[DA SVOLGERE] Elenchi, copiandole per intero, tutte le righe sottostanti che contengono la stringa "Done". Si distinguono maiuscole e minuscole.

(Voci di posizione degli elementi)
::::::

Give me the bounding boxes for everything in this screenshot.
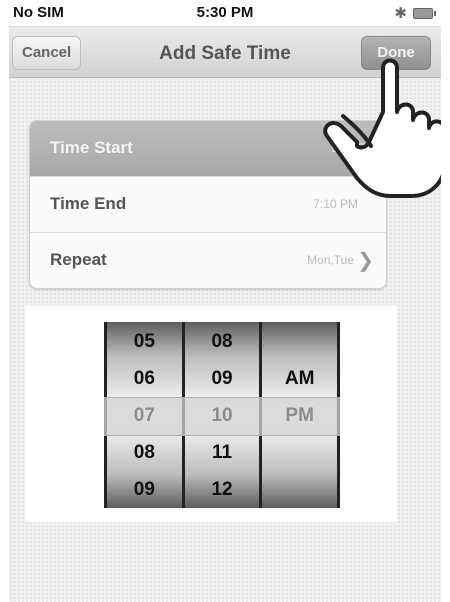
picker-option[interactable] [262, 471, 337, 508]
battery-icon [413, 7, 436, 19]
picker-option[interactable]: 11 [185, 434, 260, 471]
period-wheel[interactable]: AM PM [262, 322, 338, 508]
time-picker[interactable]: 05 06 07 08 09 08 09 10 11 12 AM PM [104, 322, 340, 508]
hour-wheel[interactable]: 05 06 07 08 09 [107, 322, 182, 508]
row-label: Time Start [50, 138, 133, 157]
repeat-row[interactable]: Repeat Mon,Tue ❯ [30, 232, 386, 288]
picker-option-selected[interactable]: PM [262, 397, 337, 434]
picker-option-selected[interactable]: 07 [107, 397, 182, 434]
picker-option[interactable]: 08 [185, 323, 260, 360]
picker-option[interactable]: AM [262, 360, 337, 397]
chevron-right-icon: ❯ [357, 250, 374, 272]
status-time: 5:30 PM [196, 4, 254, 21]
picker-option[interactable]: 09 [185, 360, 260, 397]
picker-option[interactable] [262, 323, 337, 360]
picker-option[interactable] [262, 434, 337, 471]
status-icons: ✱ [394, 4, 436, 22]
row-value: 5:10 PM [331, 141, 376, 155]
picker-option[interactable]: 05 [107, 323, 182, 360]
phone-screen: No SIM 5:30 PM ✱ Cancel Add Safe Time Do… [9, 0, 441, 602]
picker-option-selected[interactable]: 10 [185, 397, 260, 434]
time-start-row[interactable]: Time Start 5:10 PM [30, 121, 386, 176]
picker-option[interactable]: 08 [107, 434, 182, 471]
minute-wheel[interactable]: 08 09 10 11 12 [184, 322, 260, 508]
row-label: Repeat [50, 250, 107, 269]
navigation-bar: Cancel Add Safe Time Done [9, 27, 441, 78]
status-bar: No SIM 5:30 PM ✱ [9, 0, 441, 27]
done-button[interactable]: Done [361, 36, 431, 70]
time-end-row[interactable]: Time End 7:10 PM [30, 176, 386, 232]
picker-option[interactable]: 06 [107, 360, 182, 397]
row-value: 7:10 PM [313, 197, 358, 211]
row-value: Mon,Tue [307, 253, 354, 267]
picker-option[interactable]: 09 [107, 471, 182, 508]
picker-area: 05 06 07 08 09 08 09 10 11 12 AM PM [25, 306, 397, 522]
bluetooth-icon: ✱ [394, 5, 407, 22]
picker-option[interactable]: 12 [185, 471, 260, 508]
row-label: Time End [50, 194, 127, 213]
safe-time-settings-list: Time Start 5:10 PM Time End 7:10 PM Repe… [29, 120, 387, 289]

::::::

[SOLUZIONE]
navigation-bar: Cancel Add Safe Time Done [9, 27, 441, 78]
done-button[interactable]: Done [361, 36, 431, 70]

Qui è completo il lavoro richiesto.